# Start of DATA SHOWN

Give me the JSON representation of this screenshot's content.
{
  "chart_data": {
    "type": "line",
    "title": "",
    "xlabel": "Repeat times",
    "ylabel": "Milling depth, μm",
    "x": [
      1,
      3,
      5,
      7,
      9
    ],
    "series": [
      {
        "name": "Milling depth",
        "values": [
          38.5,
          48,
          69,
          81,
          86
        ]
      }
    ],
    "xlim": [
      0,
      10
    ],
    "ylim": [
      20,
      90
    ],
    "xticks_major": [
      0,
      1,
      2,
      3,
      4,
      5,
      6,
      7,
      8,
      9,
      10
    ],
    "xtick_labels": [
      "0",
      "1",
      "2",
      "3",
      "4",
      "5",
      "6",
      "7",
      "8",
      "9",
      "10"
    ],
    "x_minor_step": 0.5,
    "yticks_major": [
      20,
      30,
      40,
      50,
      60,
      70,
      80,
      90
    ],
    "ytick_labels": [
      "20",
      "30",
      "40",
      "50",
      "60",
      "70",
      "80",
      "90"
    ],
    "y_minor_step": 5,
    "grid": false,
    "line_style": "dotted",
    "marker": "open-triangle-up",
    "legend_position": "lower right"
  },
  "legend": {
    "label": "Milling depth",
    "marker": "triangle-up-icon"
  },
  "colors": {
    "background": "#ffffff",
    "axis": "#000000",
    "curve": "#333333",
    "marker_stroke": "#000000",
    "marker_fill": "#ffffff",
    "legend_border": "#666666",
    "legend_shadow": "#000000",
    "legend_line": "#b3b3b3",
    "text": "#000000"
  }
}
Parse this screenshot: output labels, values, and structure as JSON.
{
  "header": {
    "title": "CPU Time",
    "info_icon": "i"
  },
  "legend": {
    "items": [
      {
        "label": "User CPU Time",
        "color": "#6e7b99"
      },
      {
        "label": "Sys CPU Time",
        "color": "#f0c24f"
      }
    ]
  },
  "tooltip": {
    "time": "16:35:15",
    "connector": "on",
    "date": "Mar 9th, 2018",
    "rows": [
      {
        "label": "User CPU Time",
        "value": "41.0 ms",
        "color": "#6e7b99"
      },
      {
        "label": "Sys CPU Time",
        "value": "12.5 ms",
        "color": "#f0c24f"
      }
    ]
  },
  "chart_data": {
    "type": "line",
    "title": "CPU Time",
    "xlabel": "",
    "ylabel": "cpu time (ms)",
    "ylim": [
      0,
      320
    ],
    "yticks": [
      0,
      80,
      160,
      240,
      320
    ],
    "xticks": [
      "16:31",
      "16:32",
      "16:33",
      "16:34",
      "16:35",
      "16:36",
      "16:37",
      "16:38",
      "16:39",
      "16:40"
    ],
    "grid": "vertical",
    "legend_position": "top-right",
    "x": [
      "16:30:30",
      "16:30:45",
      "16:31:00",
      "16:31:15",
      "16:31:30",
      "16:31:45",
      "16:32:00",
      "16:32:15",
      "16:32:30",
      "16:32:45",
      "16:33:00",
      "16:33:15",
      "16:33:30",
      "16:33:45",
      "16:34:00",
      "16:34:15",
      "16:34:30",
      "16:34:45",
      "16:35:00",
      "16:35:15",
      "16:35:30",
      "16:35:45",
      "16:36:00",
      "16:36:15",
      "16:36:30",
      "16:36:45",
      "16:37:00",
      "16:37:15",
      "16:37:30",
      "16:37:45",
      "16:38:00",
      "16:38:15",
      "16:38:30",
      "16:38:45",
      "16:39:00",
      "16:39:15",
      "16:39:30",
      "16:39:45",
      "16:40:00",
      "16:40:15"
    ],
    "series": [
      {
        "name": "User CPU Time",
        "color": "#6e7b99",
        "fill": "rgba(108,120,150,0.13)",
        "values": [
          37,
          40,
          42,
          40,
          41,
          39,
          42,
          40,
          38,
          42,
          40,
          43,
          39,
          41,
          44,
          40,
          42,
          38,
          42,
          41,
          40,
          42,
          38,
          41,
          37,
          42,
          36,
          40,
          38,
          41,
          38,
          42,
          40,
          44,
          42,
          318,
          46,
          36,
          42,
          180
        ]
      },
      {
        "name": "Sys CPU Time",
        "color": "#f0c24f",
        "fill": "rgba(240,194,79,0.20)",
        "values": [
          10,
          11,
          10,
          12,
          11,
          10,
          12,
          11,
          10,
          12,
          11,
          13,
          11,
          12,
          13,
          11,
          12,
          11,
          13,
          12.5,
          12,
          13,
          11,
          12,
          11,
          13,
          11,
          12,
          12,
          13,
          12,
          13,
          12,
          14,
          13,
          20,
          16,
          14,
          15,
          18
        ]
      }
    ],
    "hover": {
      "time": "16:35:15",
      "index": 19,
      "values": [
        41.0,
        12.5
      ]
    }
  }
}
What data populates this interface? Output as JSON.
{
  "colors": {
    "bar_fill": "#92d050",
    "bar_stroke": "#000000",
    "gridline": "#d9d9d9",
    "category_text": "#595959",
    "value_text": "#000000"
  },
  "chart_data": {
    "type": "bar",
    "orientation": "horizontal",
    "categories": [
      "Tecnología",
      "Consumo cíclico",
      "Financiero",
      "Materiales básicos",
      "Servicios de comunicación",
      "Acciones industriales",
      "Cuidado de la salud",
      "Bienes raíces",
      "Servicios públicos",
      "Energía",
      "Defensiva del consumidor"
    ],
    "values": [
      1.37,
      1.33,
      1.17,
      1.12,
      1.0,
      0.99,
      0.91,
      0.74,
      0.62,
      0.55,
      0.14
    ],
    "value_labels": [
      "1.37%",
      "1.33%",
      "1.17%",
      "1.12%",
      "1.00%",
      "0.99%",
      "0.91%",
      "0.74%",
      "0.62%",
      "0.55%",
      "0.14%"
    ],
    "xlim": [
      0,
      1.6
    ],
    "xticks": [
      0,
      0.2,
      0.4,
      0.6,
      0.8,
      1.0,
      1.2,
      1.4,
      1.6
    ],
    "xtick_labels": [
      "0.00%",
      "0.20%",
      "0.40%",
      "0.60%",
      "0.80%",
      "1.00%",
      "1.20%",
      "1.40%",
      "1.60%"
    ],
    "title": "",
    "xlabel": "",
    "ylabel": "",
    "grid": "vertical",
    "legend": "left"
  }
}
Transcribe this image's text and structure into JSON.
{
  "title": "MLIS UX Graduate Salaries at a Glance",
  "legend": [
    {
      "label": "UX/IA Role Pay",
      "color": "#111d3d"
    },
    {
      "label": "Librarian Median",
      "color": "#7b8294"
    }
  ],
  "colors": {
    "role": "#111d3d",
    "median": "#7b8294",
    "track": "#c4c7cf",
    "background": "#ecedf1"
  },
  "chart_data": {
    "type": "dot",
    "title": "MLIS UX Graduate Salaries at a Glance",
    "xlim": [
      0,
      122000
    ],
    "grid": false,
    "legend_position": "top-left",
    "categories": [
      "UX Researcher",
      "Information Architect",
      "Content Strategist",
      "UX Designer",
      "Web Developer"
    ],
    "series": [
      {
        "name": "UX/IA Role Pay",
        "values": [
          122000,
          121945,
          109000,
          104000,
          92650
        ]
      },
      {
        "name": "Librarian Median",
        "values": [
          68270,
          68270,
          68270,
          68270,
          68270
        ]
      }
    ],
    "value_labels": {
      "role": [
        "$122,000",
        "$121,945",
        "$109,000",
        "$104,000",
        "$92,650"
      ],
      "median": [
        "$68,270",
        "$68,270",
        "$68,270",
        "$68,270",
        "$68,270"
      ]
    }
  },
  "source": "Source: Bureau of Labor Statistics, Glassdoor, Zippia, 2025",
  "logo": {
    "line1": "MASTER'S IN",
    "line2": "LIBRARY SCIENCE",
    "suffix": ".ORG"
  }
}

# End of DATA SHOWN

• WHAT YOU SHOULD DO:
Write out the complete set of records exactly as given.

• RESPONSE:
Give me the JSON representation of this screenshot's content.
{
  "chart_data": {
    "type": "line",
    "title": "",
    "xlabel": "Repeat times",
    "ylabel": "Milling depth, μm",
    "x": [
      1,
      3,
      5,
      7,
      9
    ],
    "series": [
      {
        "name": "Milling depth",
        "values": [
          38.5,
          48,
          69,
          81,
          86
        ]
      }
    ],
    "xlim": [
      0,
      10
    ],
    "ylim": [
      20,
      90
    ],
    "xticks_major": [
      0,
      1,
      2,
      3,
      4,
      5,
      6,
      7,
      8,
      9,
      10
    ],
    "xtick_labels": [
      "0",
      "1",
      "2",
      "3",
      "4",
      "5",
      "6",
      "7",
      "8",
      "9",
      "10"
    ],
    "x_minor_step": 0.5,
    "yticks_major": [
      20,
      30,
      40,
      50,
      60,
      70,
      80,
      90
    ],
    "ytick_labels": [
      "20",
      "30",
      "40",
      "50",
      "60",
      "70",
      "80",
      "90"
    ],
    "y_minor_step": 5,
    "grid": false,
    "line_style": "dotted",
    "marker": "open-triangle-up",
    "legend_position": "lower right"
  },
  "legend": {
    "label": "Milling depth",
    "marker": "triangle-up-icon"
  },
  "colors": {
    "background": "#ffffff",
    "axis": "#000000",
    "curve": "#333333",
    "marker_stroke": "#000000",
    "marker_fill": "#ffffff",
    "legend_border": "#666666",
    "legend_shadow": "#000000",
    "legend_line": "#b3b3b3",
    "text": "#000000"
  }
}
Parse this screenshot: output labels, values, and structure as JSON.
{
  "header": {
    "title": "CPU Time",
    "info_icon": "i"
  },
  "legend": {
    "items": [
      {
        "label": "User CPU Time",
        "color": "#6e7b99"
      },
      {
        "label": "Sys CPU Time",
        "color": "#f0c24f"
      }
    ]
  },
  "tooltip": {
    "time": "16:35:15",
    "connector": "on",
    "date": "Mar 9th, 2018",
    "rows": [
      {
        "label": "User CPU Time",
        "value": "41.0 ms",
        "color": "#6e7b99"
      },
      {
        "label": "Sys CPU Time",
        "value": "12.5 ms",
        "color": "#f0c24f"
      }
    ]
  },
  "chart_data": {
    "type": "line",
    "title": "CPU Time",
    "xlabel": "",
    "ylabel": "cpu time (ms)",
    "ylim": [
      0,
      320
    ],
    "yticks": [
      0,
      80,
      160,
      240,
      320
    ],
    "xticks": [
      "16:31",
      "16:32",
      "16:33",
      "16:34",
      "16:35",
      "16:36",
      "16:37",
      "16:38",
      "16:39",
      "16:40"
    ],
    "grid": "vertical",
    "legend_position": "top-right",
    "x": [
      "16:30:30",
      "16:30:45",
      "16:31:00",
      "16:31:15",
      "16:31:30",
      "16:31:45",
      "16:32:00",
      "16:32:15",
      "16:32:30",
      "16:32:45",
      "16:33:00",
      "16:33:15",
      "16:33:30",
      "16:33:45",
      "16:34:00",
      "16:34:15",
      "16:34:30",
      "16:34:45",
      "16:35:00",
      "16:35:15",
      "16:35:30",
      "16:35:45",
      "16:36:00",
      "16:36:15",
      "16:36:30",
      "16:36:45",
      "16:37:00",
      "16:37:15",
      "16:37:30",
      "16:37:45",
      "16:38:00",
      "16:38:15",
      "16:38:30",
      "16:38:45",
      "16:39:00",
      "16:39:15",
      "16:39:30",
      "16:39:45",
      "16:40:00",
      "16:40:15"
    ],
    "series": [
      {
        "name": "User CPU Time",
        "color": "#6e7b99",
        "fill": "rgba(108,120,150,0.13)",
        "values": [
          37,
          40,
          42,
          40,
          41,
          39,
          42,
          40,
          38,
          42,
          40,
          43,
          39,
          41,
          44,
          40,
          42,
          38,
          42,
          41,
          40,
          42,
          38,
          41,
          37,
          42,
          36,
          40,
          38,
          41,
          38,
          42,
          40,
          44,
          42,
          318,
          46,
          36,
          42,
          180
        ]
      },
      {
        "name": "Sys CPU Time",
        "color": "#f0c24f",
        "fill": "rgba(240,194,79,0.20)",
        "values": [
          10,
          11,
          10,
          12,
          11,
          10,
          12,
          11,
          10,
          12,
          11,
          13,
          11,
          12,
          13,
          11,
          12,
          11,
          13,
          12.5,
          12,
          13,
          11,
          12,
          11,
          13,
          11,
          12,
          12,
          13,
          12,
          13,
          12,
          14,
          13,
          20,
          16,
          14,
          15,
          18
        ]
      }
    ],
    "hover": {
      "time": "16:35:15",
      "index": 19,
      "values": [
        41.0,
        12.5
      ]
    }
  }
}
What data populates this interface? Output as JSON.
{
  "colors": {
    "bar_fill": "#92d050",
    "bar_stroke": "#000000",
    "gridline": "#d9d9d9",
    "category_text": "#595959",
    "value_text": "#000000"
  },
  "chart_data": {
    "type": "bar",
    "orientation": "horizontal",
    "categories": [
      "Tecnología",
      "Consumo cíclico",
      "Financiero",
      "Materiales básicos",
      "Servicios de comunicación",
      "Acciones industriales",
      "Cuidado de la salud",
      "Bienes raíces",
      "Servicios públicos",
      "Energía",
      "Defensiva del consumidor"
    ],
    "values": [
      1.37,
      1.33,
      1.17,
      1.12,
      1.0,
      0.99,
      0.91,
      0.74,
      0.62,
      0.55,
      0.14
    ],
    "value_labels": [
      "1.37%",
      "1.33%",
      "1.17%",
      "1.12%",
      "1.00%",
      "0.99%",
      "0.91%",
      "0.74%",
      "0.62%",
      "0.55%",
      "0.14%"
    ],
    "xlim": [
      0,
      1.6
    ],
    "xticks": [
      0,
      0.2,
      0.4,
      0.6,
      0.8,
      1.0,
      1.2,
      1.4,
      1.6
    ],
    "xtick_labels": [
      "0.00%",
      "0.20%",
      "0.40%",
      "0.60%",
      "0.80%",
      "1.00%",
      "1.20%",
      "1.40%",
      "1.60%"
    ],
    "title": "",
    "xlabel": "",
    "ylabel": "",
    "grid": "vertical",
    "legend": "left"
  }
}
Transcribe this image's text and structure into JSON.
{
  "title": "MLIS UX Graduate Salaries at a Glance",
  "legend": [
    {
      "label": "UX/IA Role Pay",
      "color": "#111d3d"
    },
    {
      "label": "Librarian Median",
      "color": "#7b8294"
    }
  ],
  "colors": {
    "role": "#111d3d",
    "median": "#7b8294",
    "track": "#c4c7cf",
    "background": "#ecedf1"
  },
  "chart_data": {
    "type": "dot",
    "title": "MLIS UX Graduate Salaries at a Glance",
    "xlim": [
      0,
      122000
    ],
    "grid": false,
    "legend_position": "top-left",
    "categories": [
      "UX Researcher",
      "Information Architect",
      "Content Strategist",
      "UX Designer",
      "Web Developer"
    ],
    "series": [
      {
        "name": "UX/IA Role Pay",
        "values": [
          122000,
          121945,
          109000,
          104000,
          92650
        ]
      },
      {
        "name": "Librarian Median",
        "values": [
          68270,
          68270,
          68270,
          68270,
          68270
        ]
      }
    ],
    "value_labels": {
      "role": [
        "$122,000",
        "$121,945",
        "$109,000",
        "$104,000",
        "$92,650"
      ],
      "median": [
        "$68,270",
        "$68,270",
        "$68,270",
        "$68,270",
        "$68,270"
      ]
    }
  },
  "source": "Source: Bureau of Labor Statistics, Glassdoor, Zippia, 2025",
  "logo": {
    "line1": "MASTER'S IN",
    "line2": "LIBRARY SCIENCE",
    "suffix": ".ORG"
  }
}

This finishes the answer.